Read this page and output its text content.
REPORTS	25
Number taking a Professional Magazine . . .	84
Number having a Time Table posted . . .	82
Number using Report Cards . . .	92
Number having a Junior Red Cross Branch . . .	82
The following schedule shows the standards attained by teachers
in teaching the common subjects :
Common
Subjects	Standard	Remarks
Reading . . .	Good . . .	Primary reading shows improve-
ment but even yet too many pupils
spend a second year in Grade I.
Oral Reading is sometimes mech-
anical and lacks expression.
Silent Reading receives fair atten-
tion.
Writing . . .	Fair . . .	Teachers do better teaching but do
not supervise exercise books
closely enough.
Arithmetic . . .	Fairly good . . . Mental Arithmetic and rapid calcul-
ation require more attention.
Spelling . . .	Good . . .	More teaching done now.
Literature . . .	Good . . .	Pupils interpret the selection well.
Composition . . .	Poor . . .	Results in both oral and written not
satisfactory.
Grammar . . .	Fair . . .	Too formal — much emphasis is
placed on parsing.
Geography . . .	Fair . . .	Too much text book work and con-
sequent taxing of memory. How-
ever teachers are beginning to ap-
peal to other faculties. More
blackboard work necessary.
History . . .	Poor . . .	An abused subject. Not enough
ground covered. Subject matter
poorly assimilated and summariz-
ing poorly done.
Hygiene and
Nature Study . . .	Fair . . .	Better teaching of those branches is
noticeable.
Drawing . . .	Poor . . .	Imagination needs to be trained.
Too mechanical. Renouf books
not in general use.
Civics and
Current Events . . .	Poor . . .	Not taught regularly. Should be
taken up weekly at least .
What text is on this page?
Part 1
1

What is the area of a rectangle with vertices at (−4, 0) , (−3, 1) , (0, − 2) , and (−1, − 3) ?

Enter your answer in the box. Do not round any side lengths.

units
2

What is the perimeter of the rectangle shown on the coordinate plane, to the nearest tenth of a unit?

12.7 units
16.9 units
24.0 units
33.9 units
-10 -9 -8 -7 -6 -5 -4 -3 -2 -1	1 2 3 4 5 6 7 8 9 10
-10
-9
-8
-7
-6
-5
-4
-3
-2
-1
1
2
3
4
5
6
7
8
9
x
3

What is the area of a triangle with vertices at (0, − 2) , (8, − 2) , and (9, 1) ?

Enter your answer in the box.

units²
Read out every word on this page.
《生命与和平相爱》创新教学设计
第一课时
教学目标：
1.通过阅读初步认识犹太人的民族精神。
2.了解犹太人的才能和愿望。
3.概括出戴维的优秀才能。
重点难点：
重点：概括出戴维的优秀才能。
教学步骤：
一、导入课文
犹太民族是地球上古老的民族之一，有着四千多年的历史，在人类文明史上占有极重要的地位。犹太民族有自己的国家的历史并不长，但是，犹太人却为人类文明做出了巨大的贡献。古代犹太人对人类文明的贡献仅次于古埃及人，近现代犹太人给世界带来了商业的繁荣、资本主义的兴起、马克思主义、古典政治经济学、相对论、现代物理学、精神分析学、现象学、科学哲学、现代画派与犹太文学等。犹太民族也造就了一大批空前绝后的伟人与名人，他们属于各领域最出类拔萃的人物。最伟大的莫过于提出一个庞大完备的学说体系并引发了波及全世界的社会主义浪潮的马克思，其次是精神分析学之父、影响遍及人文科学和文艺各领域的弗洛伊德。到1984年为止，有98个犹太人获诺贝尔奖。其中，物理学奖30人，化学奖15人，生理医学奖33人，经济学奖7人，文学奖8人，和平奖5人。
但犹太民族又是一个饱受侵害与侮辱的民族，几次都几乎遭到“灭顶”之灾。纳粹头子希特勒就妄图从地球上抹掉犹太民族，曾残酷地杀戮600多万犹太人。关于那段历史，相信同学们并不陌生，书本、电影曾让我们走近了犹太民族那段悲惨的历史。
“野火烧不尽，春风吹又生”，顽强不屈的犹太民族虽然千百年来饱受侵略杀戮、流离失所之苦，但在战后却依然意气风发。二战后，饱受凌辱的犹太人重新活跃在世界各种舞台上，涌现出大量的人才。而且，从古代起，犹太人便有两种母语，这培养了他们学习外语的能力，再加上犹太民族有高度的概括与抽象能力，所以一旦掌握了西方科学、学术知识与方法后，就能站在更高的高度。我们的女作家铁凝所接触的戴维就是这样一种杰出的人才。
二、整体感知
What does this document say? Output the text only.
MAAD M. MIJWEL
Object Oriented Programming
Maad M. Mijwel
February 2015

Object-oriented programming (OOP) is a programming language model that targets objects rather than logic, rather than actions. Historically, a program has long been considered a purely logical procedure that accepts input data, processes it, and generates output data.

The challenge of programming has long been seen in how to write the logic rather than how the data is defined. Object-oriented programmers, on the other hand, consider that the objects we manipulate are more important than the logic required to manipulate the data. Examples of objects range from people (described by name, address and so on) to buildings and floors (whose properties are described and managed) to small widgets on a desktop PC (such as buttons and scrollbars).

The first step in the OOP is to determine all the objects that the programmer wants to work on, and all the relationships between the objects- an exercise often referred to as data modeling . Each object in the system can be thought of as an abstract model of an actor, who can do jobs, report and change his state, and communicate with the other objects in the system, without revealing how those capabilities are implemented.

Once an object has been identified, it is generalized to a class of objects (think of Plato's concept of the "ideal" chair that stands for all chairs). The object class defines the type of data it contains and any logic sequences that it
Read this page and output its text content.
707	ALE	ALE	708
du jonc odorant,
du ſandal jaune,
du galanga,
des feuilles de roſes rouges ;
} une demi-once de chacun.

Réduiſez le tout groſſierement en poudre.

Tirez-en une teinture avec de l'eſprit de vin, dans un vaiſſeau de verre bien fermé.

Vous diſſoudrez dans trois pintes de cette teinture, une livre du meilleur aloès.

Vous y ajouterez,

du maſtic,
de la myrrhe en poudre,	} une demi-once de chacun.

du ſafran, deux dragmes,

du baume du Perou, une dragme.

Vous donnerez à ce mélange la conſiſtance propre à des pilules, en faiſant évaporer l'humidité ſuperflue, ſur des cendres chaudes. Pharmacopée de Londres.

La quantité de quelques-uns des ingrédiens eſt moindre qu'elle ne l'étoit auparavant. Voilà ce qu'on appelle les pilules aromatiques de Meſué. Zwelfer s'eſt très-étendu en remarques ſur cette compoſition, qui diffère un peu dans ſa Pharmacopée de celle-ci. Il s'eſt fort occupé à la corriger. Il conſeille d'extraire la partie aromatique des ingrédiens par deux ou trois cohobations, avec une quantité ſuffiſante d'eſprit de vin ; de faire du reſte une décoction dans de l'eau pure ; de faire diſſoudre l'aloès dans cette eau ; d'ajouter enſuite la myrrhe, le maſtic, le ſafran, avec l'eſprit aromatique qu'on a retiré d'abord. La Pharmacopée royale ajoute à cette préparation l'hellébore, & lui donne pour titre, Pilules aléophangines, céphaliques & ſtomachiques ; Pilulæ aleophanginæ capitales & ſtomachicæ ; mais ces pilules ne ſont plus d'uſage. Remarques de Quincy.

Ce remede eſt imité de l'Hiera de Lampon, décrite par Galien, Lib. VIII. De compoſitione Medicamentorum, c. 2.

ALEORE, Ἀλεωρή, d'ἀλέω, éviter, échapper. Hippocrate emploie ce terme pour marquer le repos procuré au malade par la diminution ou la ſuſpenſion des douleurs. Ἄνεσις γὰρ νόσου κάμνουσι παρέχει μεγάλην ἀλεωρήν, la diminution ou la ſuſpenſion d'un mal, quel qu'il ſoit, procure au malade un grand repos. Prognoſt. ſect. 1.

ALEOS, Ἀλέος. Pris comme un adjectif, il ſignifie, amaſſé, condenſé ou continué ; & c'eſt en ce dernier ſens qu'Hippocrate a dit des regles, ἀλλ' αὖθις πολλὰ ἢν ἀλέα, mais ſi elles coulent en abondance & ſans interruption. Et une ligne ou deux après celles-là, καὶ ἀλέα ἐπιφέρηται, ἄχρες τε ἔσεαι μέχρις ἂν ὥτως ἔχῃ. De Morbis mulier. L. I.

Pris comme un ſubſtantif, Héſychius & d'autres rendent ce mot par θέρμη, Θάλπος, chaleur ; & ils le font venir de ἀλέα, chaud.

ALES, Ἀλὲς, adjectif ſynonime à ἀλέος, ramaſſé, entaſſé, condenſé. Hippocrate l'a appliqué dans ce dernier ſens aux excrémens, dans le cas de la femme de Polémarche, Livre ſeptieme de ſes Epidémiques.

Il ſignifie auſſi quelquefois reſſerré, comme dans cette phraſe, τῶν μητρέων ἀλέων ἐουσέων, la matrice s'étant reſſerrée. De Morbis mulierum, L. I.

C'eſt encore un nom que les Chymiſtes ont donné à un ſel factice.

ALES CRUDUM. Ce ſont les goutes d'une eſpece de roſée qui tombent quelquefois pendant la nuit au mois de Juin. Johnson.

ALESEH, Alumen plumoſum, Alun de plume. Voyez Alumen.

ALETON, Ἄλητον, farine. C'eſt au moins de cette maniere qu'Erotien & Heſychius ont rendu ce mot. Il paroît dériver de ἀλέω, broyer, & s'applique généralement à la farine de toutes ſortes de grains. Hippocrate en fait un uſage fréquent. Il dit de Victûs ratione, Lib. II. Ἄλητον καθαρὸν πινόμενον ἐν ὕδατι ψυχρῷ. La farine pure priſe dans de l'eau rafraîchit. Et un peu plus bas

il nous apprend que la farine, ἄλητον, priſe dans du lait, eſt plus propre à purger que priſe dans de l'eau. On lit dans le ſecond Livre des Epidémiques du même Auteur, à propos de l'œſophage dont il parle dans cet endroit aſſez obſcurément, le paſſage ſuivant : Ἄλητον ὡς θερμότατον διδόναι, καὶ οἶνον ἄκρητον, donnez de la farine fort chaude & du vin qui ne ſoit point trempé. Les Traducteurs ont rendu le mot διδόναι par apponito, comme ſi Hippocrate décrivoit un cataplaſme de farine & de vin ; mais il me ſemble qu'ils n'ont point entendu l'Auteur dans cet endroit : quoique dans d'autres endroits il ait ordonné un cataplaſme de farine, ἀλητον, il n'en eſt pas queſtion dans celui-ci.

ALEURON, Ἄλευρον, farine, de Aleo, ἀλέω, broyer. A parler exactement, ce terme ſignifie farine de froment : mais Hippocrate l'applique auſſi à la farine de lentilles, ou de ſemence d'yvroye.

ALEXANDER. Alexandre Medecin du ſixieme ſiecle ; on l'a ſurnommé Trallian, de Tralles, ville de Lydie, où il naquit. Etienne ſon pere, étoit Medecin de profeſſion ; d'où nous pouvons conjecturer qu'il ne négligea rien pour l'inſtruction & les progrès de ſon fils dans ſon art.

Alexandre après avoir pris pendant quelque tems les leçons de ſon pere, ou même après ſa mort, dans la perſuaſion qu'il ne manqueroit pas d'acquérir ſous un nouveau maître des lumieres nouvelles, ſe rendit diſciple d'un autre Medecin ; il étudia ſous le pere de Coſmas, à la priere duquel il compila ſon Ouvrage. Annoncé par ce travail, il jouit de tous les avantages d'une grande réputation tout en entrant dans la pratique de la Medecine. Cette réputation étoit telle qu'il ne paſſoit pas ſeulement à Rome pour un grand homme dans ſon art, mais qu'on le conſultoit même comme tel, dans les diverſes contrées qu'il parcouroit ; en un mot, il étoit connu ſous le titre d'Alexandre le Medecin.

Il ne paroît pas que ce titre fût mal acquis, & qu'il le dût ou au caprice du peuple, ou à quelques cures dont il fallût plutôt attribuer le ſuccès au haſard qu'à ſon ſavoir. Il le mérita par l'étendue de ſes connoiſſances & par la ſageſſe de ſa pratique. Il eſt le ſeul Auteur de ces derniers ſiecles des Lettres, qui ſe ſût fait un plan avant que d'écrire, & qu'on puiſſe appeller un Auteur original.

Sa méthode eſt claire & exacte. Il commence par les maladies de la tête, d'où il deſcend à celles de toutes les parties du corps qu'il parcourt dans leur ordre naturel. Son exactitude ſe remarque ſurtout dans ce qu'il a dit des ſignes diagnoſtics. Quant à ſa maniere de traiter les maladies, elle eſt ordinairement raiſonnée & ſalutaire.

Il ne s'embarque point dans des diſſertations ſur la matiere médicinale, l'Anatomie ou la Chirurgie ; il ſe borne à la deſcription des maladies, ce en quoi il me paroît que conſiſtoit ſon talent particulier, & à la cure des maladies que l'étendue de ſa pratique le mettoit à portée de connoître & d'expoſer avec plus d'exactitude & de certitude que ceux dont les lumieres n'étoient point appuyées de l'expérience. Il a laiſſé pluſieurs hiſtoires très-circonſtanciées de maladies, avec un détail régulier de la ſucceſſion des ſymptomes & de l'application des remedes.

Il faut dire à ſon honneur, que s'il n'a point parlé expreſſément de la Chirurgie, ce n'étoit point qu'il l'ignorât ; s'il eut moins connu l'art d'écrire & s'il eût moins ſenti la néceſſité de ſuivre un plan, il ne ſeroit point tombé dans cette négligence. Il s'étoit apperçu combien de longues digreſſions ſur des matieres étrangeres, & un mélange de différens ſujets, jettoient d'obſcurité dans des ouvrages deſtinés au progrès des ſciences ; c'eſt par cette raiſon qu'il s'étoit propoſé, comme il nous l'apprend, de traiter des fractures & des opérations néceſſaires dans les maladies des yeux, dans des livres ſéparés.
_ _ _ _
Work instructions: Pick out and copy the lines of the entries that hold the string "chacun".

Task output:
} une demi-once de chacun.
de la myrrhe en poudre,	} une demi-once de chacun.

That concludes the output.